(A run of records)

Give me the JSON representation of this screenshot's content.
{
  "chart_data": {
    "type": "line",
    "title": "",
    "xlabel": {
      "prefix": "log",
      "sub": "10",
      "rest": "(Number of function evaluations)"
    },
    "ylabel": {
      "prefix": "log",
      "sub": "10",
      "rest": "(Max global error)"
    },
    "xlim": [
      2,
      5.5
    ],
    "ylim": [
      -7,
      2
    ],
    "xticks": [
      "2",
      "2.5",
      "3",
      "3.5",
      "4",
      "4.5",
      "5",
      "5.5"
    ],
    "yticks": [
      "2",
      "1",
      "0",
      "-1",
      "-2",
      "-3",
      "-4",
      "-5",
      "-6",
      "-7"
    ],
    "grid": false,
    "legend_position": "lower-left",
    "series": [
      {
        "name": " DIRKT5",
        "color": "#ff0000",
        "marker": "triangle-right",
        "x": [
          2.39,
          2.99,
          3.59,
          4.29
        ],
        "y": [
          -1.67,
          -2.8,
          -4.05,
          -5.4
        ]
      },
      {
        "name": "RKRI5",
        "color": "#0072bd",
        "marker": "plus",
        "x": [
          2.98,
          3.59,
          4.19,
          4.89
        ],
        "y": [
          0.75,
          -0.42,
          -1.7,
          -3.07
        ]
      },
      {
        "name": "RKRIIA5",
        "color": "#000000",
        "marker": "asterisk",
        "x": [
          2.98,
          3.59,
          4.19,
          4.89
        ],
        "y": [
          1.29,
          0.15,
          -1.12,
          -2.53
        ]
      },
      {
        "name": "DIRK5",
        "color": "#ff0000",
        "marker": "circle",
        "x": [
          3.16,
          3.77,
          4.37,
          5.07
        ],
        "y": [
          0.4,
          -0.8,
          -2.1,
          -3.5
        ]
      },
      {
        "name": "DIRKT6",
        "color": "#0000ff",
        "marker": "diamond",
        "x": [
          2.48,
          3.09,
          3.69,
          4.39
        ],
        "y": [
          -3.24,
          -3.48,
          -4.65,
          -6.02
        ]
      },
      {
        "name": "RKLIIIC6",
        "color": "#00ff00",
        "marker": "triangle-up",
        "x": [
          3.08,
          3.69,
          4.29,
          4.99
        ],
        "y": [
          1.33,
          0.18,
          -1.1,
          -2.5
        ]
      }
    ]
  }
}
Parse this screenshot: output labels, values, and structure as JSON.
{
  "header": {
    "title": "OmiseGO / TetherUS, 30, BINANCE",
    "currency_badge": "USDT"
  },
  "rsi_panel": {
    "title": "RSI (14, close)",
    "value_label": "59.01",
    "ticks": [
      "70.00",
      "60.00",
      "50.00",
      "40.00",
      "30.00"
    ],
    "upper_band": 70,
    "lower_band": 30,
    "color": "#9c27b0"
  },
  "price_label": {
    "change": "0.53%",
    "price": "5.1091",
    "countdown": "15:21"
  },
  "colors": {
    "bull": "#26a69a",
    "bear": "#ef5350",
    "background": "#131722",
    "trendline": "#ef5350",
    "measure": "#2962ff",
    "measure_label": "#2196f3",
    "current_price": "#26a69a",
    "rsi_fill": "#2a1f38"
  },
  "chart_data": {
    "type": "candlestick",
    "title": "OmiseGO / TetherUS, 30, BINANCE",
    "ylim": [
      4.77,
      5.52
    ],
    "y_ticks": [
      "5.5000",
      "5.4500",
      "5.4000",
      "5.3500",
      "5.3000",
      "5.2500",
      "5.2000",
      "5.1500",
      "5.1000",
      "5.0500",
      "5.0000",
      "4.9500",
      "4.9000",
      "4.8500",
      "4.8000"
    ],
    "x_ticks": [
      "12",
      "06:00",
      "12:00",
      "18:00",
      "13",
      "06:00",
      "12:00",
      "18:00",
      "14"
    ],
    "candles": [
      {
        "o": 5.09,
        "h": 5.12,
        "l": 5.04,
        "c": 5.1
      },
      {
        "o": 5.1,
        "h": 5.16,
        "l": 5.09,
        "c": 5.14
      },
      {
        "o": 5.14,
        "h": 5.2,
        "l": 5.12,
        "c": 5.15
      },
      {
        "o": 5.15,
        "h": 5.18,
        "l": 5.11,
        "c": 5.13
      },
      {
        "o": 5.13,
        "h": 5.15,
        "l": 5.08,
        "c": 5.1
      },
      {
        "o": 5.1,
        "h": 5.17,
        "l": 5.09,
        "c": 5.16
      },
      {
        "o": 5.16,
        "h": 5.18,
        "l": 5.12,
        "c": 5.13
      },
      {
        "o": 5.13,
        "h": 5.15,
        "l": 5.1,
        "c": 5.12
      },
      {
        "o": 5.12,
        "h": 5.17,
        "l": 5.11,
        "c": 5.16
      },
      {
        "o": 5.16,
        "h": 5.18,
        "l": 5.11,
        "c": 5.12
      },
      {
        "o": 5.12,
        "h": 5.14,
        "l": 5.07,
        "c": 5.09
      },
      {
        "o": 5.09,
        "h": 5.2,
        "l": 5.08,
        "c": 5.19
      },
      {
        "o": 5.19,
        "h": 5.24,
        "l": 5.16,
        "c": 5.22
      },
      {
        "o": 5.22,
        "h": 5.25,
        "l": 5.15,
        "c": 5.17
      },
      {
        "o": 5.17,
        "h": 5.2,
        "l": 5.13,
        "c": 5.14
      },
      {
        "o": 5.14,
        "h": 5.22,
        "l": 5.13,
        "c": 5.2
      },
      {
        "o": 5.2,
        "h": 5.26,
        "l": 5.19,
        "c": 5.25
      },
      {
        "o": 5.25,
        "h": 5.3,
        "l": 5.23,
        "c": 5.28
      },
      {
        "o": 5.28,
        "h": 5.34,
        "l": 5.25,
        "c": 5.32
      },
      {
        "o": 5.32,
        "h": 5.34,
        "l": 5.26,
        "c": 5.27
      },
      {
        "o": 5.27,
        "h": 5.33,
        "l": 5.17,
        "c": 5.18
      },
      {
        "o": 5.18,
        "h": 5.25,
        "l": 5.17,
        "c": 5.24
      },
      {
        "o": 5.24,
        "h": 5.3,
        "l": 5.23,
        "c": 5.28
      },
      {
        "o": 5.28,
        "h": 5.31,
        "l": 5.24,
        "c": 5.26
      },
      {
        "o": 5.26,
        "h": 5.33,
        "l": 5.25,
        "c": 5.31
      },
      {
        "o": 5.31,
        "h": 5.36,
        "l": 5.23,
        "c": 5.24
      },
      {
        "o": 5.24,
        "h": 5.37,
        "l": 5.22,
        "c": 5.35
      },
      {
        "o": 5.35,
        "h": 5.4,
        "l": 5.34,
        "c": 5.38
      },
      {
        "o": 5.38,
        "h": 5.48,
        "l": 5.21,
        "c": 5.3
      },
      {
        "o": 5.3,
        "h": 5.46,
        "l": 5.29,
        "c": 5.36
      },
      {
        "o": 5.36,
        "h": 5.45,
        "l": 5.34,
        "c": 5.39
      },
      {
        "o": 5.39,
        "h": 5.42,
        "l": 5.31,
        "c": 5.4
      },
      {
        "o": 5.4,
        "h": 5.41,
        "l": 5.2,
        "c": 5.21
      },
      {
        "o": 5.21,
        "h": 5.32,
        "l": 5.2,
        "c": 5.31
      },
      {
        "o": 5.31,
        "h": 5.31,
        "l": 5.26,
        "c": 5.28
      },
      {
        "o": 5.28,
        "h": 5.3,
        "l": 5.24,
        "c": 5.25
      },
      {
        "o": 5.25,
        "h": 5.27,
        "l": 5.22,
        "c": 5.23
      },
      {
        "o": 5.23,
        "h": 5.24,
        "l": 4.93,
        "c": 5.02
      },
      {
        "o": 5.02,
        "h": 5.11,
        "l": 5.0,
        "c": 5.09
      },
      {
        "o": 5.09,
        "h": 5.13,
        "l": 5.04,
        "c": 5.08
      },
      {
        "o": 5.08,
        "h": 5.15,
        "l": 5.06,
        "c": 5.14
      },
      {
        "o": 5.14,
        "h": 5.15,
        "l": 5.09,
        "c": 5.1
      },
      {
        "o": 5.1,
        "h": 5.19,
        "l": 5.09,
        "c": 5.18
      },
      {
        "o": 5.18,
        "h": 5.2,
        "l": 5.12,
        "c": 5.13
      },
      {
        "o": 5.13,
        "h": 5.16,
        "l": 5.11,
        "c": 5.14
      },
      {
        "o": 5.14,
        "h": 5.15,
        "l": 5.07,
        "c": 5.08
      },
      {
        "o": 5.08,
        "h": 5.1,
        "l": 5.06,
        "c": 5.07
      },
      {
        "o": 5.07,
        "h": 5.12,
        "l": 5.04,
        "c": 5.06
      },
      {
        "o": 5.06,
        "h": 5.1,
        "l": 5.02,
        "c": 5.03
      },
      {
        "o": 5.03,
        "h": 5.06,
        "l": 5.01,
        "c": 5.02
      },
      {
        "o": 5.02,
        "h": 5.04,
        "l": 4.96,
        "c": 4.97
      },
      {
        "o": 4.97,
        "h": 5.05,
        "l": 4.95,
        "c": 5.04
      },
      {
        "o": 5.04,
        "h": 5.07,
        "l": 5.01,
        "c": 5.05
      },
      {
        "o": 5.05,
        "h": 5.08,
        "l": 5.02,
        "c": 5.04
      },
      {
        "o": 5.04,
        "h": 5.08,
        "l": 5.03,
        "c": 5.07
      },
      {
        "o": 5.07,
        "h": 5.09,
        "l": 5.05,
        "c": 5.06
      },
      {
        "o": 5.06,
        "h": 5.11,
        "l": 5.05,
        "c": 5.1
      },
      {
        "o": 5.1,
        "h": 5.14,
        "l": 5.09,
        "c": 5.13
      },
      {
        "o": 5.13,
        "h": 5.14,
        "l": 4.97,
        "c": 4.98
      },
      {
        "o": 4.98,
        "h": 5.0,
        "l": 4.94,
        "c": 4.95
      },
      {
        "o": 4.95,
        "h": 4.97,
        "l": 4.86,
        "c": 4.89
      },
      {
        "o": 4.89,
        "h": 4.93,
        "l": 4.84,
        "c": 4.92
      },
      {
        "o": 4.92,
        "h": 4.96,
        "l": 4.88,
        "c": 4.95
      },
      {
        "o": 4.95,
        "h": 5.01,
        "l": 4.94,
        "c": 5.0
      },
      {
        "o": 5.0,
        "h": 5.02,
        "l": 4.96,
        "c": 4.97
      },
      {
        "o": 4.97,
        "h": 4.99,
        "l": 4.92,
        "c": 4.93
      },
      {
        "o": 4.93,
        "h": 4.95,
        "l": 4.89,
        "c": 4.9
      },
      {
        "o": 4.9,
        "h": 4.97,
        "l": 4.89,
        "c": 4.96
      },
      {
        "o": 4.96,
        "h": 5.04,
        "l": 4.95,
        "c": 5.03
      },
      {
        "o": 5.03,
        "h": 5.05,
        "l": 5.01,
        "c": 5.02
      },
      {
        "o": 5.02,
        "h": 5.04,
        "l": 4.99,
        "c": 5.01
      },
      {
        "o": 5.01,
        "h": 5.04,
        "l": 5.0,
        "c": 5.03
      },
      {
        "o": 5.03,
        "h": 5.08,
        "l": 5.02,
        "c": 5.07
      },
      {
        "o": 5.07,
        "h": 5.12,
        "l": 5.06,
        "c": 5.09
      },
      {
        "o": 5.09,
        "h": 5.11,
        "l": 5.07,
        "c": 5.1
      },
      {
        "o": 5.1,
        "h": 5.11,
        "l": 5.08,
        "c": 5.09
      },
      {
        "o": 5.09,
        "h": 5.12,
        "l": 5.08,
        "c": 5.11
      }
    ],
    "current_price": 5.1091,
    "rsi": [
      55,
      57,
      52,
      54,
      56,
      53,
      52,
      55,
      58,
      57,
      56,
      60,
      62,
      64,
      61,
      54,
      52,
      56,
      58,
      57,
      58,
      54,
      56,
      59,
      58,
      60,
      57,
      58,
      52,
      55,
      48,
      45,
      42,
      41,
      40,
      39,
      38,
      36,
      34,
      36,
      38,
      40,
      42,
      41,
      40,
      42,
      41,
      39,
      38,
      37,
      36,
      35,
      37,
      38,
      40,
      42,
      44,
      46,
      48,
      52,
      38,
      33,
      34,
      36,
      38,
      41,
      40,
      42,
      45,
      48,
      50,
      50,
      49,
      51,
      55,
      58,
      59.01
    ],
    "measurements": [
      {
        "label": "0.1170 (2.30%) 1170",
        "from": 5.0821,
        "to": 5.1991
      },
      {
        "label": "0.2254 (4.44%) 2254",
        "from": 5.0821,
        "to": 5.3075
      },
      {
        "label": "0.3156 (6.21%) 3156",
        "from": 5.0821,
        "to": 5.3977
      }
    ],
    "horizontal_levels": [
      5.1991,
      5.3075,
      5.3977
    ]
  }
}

What is needed |
Copy every line of the listing that contains the word "marker".

Output for this exercise |
        "marker": "triangle-right",
        "marker": "plus",
        "marker": "asterisk",
        "marker": "circle",
        "marker": "diamond",
        "marker": "triangle-up",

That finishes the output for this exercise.